Retype the records below word for word, leaving out the pictures.

> _Extracted material_:
▼▼▼

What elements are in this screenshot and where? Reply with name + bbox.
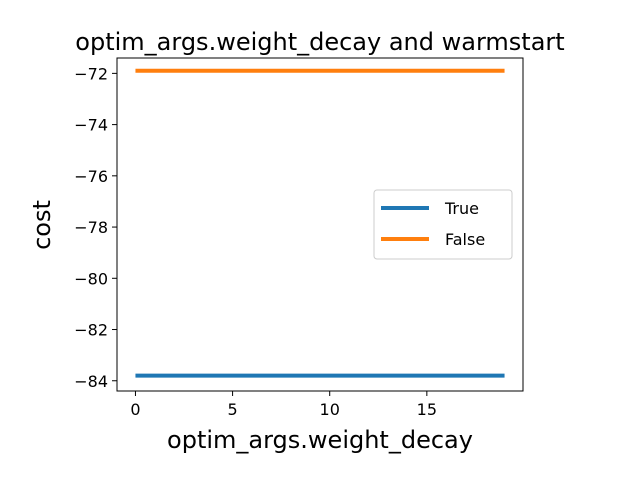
x-tick-label: 15 bbox=[417, 400, 437, 419]
legend-box bbox=[373, 189, 513, 260]
legend: True False bbox=[373, 189, 513, 260]
chart-title: optim_args.weight_decay and warmstart bbox=[75, 28, 564, 56]
x-tick-label: 10 bbox=[320, 400, 340, 419]
x-tick-label: 0 bbox=[130, 400, 140, 419]
y-tick-label: −82 bbox=[74, 321, 108, 340]
legend-label-true: True bbox=[444, 199, 479, 218]
x-axis-ticks: 0 5 10 15 bbox=[130, 391, 437, 419]
plot-area bbox=[116, 57, 524, 392]
y-tick-label: −84 bbox=[74, 372, 108, 391]
legend-entries: True False bbox=[381, 199, 485, 249]
y-axis-label: cost bbox=[28, 200, 56, 250]
y-tick-label: −76 bbox=[74, 167, 108, 186]
y-axis-ticks: −84 −82 −80 −78 −76 −74 −72 bbox=[74, 64, 117, 391]
x-tick-label: 5 bbox=[227, 400, 237, 419]
y-tick-label: −80 bbox=[74, 269, 108, 288]
y-tick-label: −72 bbox=[74, 64, 108, 83]
y-tick-label: −74 bbox=[74, 116, 108, 135]
x-axis-label: optim_args.weight_decay bbox=[167, 426, 473, 454]
legend-label-false: False bbox=[445, 230, 485, 249]
y-tick-label: −78 bbox=[74, 218, 108, 237]
plot-frame bbox=[116, 57, 524, 392]
series-layer bbox=[135, 68, 505, 378]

▲▲▲

> _Exercise answer_:
What elements are in this screenshot and where? Reply with name + bbox.
x-tick-label: 15 bbox=[417, 400, 437, 419]
legend-box bbox=[373, 189, 513, 260]
legend: True False bbox=[373, 189, 513, 260]
chart-title: optim_args.weight_decay and warmstart bbox=[75, 28, 564, 56]
x-tick-label: 10 bbox=[320, 400, 340, 419]
x-tick-label: 0 bbox=[130, 400, 140, 419]
y-tick-label: −82 bbox=[74, 321, 108, 340]
legend-label-true: True bbox=[444, 199, 479, 218]
x-axis-ticks: 0 5 10 15 bbox=[130, 391, 437, 419]
plot-area bbox=[116, 57, 524, 392]
y-tick-label: −84 bbox=[74, 372, 108, 391]
legend-entries: True False bbox=[381, 199, 485, 249]
y-axis-label: cost bbox=[28, 200, 56, 250]
y-tick-label: −76 bbox=[74, 167, 108, 186]
y-axis-ticks: −84 −82 −80 −78 −76 −74 −72 bbox=[74, 64, 117, 391]
x-tick-label: 5 bbox=[227, 400, 237, 419]
y-tick-label: −80 bbox=[74, 269, 108, 288]
y-tick-label: −72 bbox=[74, 64, 108, 83]
y-tick-label: −74 bbox=[74, 116, 108, 135]
x-axis-label: optim_args.weight_decay bbox=[167, 426, 473, 454]
legend-label-false: False bbox=[445, 230, 485, 249]
y-tick-label: −78 bbox=[74, 218, 108, 237]
plot-frame bbox=[116, 57, 524, 392]
series-layer bbox=[135, 68, 505, 378]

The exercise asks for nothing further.